Document text

((

# Is Rodda paint AC 909 Better than Sherwin Williams A 100



## rrzrr (Aug 24, 2013)

We built our house in 1993 and had it painted twice using SW A-100 with excellent results. We live in the SE corner of Washington. We want to get our house painted again and I found a painter with high ratings on Angies List. He says SW A-100 is no longer the same quality paint because there's less solids in the mixture and that fact is reflected in the latest SW disclosure that the paint is good for 15 years instead of their previous claim that it was good for over 25 years. The painter that I'm planning to use recommends Rodda's AC-909. Reviews on the Rodda Paint company itself indicates people thinks this is an average quality firm manufacturing paint specifically for Pacific Northwest area. Can anyone tell me that the current Rodda AC-909 is superior to the current Sherwin Williams A-100?


----------



## user1007 (Sep 23, 2009)

Rodda is limited to the the West Coast region as far as I know so hopefully folks from out your way will chime in. From all I have read it has a solid following and good reviews. I do not have personal experience with it though. Kelly Moore was my go to brand in California. It was regional and magical stuff. It may be specifically adapted to your climate. 

You do have other options in the Sherwin Williams and Benjamin Moore lines too---the two brands I have used most over the past years where I am---that might offer better longevity. Is something like the A-100 price point where your budget needs to be? A little bit more might buy you piece of mind and another five years to ten years printed on the label at least. Unless you painted for a color change, or have extreme climate issues, it concerns me you are getting only ten years out of a product promising 25 (you said you painted twice in 20 years right)? This makes whatever the warranty seem, as they are anyhow, rather arbitrary? 

If you have checked the work and looked at references of the painter you found on Angie's List---and not just made the decision based on AL? Then there is something to be said for putting some faith in him/her so long as he will stand behind both the job and the materials recommended. Most of us are not Angie's List fans since you end up on it by paying to be there but that doesn't mean you should not be I guess. You might want to get a couple more bids for comparison and to keep everybody honest in this. Are there paint jobs in your area that look especially nice? Stop in and ask who did them. I am not suggesting the painter you found is not going to be your best choice, by the way. 

As you know, much of the life you are going to get out of any exterior (or interior for that matter) paint has to do with the prep so make sure you and your painter are on the same page as to what your expectations are for that part of the job.


----------



## jeffnc (Apr 1, 2011)

I'm listed on Angie's List but I don't pay anything. My understanding was customers pay to use it. Companies only pay if they want to "advertise" specials, to get them at the top of the search results. As for me, people find me based on feedback alone, but I assume they'd find me more if I advertised.


----------



## Gymschu (Dec 12, 2010)

Just my two cents'. If you had good luck with something, stick with it. To be honest, A-100 is considered a lower tier paint for SW. I always liked it so if you're getting anything close to 8-10 years out of A-100, that's a great track record. Personally, I use SW's SuperPaint. It's not the best, it's not the worst. It's just a solid, workhorse paint. By the way, as SDsester indicated, the warranties mean next to nothing in the paint world. You have to meet so many criteria and have receipts on hand from the time you bought it......... tough criteria to meet, believe me.

))

Records supplied
((

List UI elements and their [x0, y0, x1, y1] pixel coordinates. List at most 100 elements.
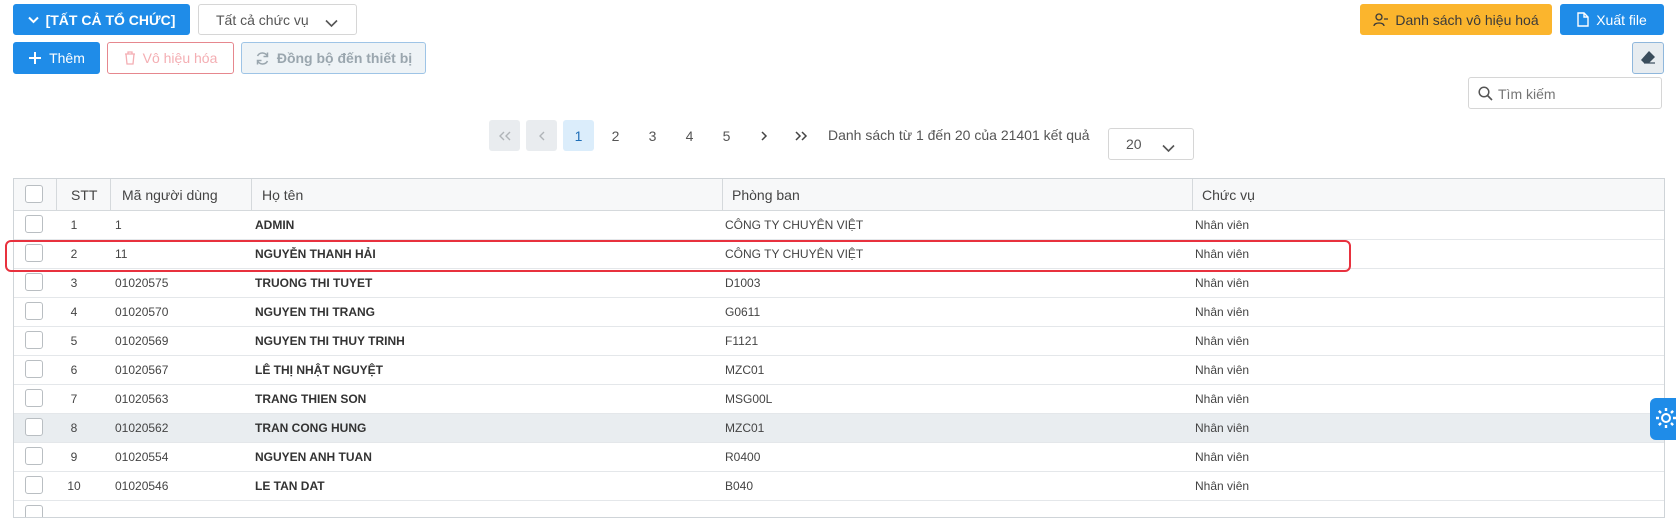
table-row[interactable]: 3 01020575 TRUONG THI TUYET D1003 Nhân v… [14, 269, 1664, 298]
sync-device-label: Đồng bộ đến thiết bị [276, 50, 413, 66]
cell-user-code: 01020569 [115, 334, 169, 348]
row-checkbox[interactable] [25, 215, 43, 233]
cell-full-name: NGUYEN THI TRANG [255, 305, 375, 319]
page-size-select[interactable]: 20 [1108, 128, 1194, 160]
cell-full-name: LÊ THỊ NHẬT NGUYỆT [255, 363, 383, 377]
page-size-value: 20 [1126, 136, 1142, 152]
table-row[interactable]: 7 01020563 TRANG THIEN SON MSG00L Nhân v… [14, 385, 1664, 414]
page-2-button[interactable]: 2 [600, 120, 631, 151]
double-chevron-left-icon [498, 128, 512, 144]
column-header-position[interactable]: Chức vụ [1202, 179, 1255, 210]
cell-stt: 10 [67, 479, 81, 493]
cell-department: CÔNG TY CHUYÊN VIỆT [725, 247, 864, 261]
chevron-down-icon [27, 16, 39, 24]
row-checkbox[interactable] [25, 360, 43, 378]
cell-user-code: 1 [115, 218, 122, 232]
trash-icon [124, 51, 136, 65]
table-row[interactable]: 6 01020567 LÊ THỊ NHẬT NGUYỆT MZC01 Nhân… [14, 356, 1664, 385]
cell-full-name: NGUYEN ANH TUAN [255, 450, 372, 464]
cell-full-name: ADMIN [255, 218, 295, 232]
position-select-value: Tất cả chức vụ [216, 11, 309, 28]
row-checkbox[interactable] [25, 389, 43, 407]
org-filter-button[interactable]: [TẤT CẢ TỔ CHỨC] [13, 4, 190, 35]
page-4-button[interactable]: 4 [674, 120, 705, 151]
table-row[interactable]: 10 01020546 LE TAN DAT B040 Nhân viên [14, 472, 1664, 501]
double-chevron-right-icon [794, 128, 808, 144]
column-header-user-code[interactable]: Mã người dùng [122, 179, 218, 210]
table-row[interactable] [14, 501, 1664, 517]
search-icon [1478, 86, 1493, 104]
next-page-button[interactable] [748, 120, 779, 151]
cell-full-name: TRUONG THI TUYET [255, 276, 373, 290]
table-row[interactable]: 8 01020562 TRAN CONG HUNG MZC01 Nhân viê… [14, 414, 1664, 443]
column-header-stt[interactable]: STT [71, 179, 97, 210]
cell-department: R0400 [725, 450, 761, 464]
eraser-icon [1640, 50, 1656, 67]
position-select[interactable]: Tất cả chức vụ [198, 4, 357, 35]
export-file-label: Xuất file [1596, 11, 1647, 28]
org-filter-label: [TẤT CẢ TỔ CHỨC] [45, 11, 176, 28]
first-page-button[interactable] [489, 120, 520, 151]
export-file-button[interactable]: Xuất file [1560, 4, 1664, 35]
cell-stt: 2 [70, 247, 78, 261]
user-minus-icon [1373, 12, 1389, 27]
table-row[interactable]: 4 01020570 NGUYEN THI TRANG G0611 Nhân v… [14, 298, 1664, 327]
row-checkbox[interactable] [25, 331, 43, 349]
cell-stt: 6 [70, 363, 78, 377]
users-table: STT Mã người dùng Họ tên Phòng ban Chức … [13, 178, 1665, 518]
cell-position: Nhân viên [1195, 334, 1250, 348]
prev-page-button[interactable] [526, 120, 557, 151]
page-3-button[interactable]: 3 [637, 120, 668, 151]
row-checkbox[interactable] [25, 302, 43, 320]
sync-device-button[interactable]: Đồng bộ đến thiết bị [241, 42, 426, 74]
disable-label: Vô hiệu hóa [142, 50, 218, 66]
cell-full-name: TRANG THIEN SON [255, 392, 367, 406]
cell-user-code: 01020546 [115, 479, 169, 493]
cell-full-name: NGUYỄN THANH HẢI [255, 247, 376, 261]
row-checkbox[interactable] [25, 476, 43, 494]
cell-position: Nhân viên [1195, 392, 1250, 406]
column-header-full-name[interactable]: Họ tên [262, 179, 303, 210]
cell-user-code: 01020567 [115, 363, 169, 377]
cell-stt: 1 [70, 218, 78, 232]
row-checkbox[interactable] [25, 273, 43, 291]
table-row[interactable]: 9 01020554 NGUYEN ANH TUAN R0400 Nhân vi… [14, 443, 1664, 472]
select-all-cell [14, 179, 54, 210]
cell-department: F1121 [725, 334, 759, 348]
cell-user-code: 01020575 [115, 276, 169, 290]
disable-button[interactable]: Vô hiệu hóa [107, 42, 234, 74]
row-checkbox[interactable] [25, 244, 43, 262]
cell-stt: 3 [70, 276, 78, 290]
chevron-down-icon [1162, 140, 1175, 156]
page-5-button[interactable]: 5 [711, 120, 742, 151]
file-icon [1577, 12, 1589, 27]
disabled-list-button[interactable]: Danh sách vô hiệu hoá [1360, 4, 1552, 35]
add-button[interactable]: Thêm [13, 42, 100, 74]
row-checkbox[interactable] [25, 418, 43, 436]
cell-position: Nhân viên [1195, 305, 1250, 319]
cell-department: CÔNG TY CHUYÊN VIỆT [725, 218, 864, 232]
cell-position: Nhân viên [1195, 276, 1250, 290]
cell-user-code: 01020563 [115, 392, 169, 406]
table-row[interactable]: 5 01020569 NGUYEN THI THUY TRINH F1121 N… [14, 327, 1664, 356]
search-input[interactable] [1496, 82, 1660, 106]
last-page-button[interactable] [785, 120, 816, 151]
cell-position: Nhân viên [1195, 218, 1250, 232]
chevron-right-icon [760, 128, 768, 144]
table-row[interactable]: 1 1 ADMIN CÔNG TY CHUYÊN VIỆT Nhân viên [14, 211, 1664, 240]
chevron-left-icon [538, 128, 546, 144]
row-checkbox[interactable] [25, 447, 43, 465]
cell-position: Nhân viên [1195, 450, 1250, 464]
clear-filter-button[interactable] [1632, 42, 1664, 74]
chevron-down-icon [325, 15, 338, 31]
cell-user-code: 01020554 [115, 450, 169, 464]
page-1-button[interactable]: 1 [563, 120, 594, 151]
table-row[interactable]: 2 11 NGUYỄN THANH HẢI CÔNG TY CHUYÊN VIỆ… [14, 240, 1664, 269]
select-all-checkbox[interactable] [25, 185, 43, 203]
cell-department: B040 [725, 479, 754, 493]
settings-float-button[interactable] [1650, 398, 1676, 440]
search-box[interactable] [1468, 77, 1662, 109]
table-header: STT Mã người dùng Họ tên Phòng ban Chức … [14, 179, 1664, 211]
column-header-department[interactable]: Phòng ban [732, 179, 800, 210]
cell-full-name: LE TAN DAT [255, 479, 325, 493]
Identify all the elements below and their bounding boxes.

))

Exercise brief
Answer these questions from the paint forum thread.
(a) In what year was the original poster's house built?
(b) Which brand did user1007 call a go-to brand in California?
(c) Which Sherwin Williams paint does Gymschu personally use?

Exercise result
(a) 1993
(b) Kelly Moore
(c) SuperPaint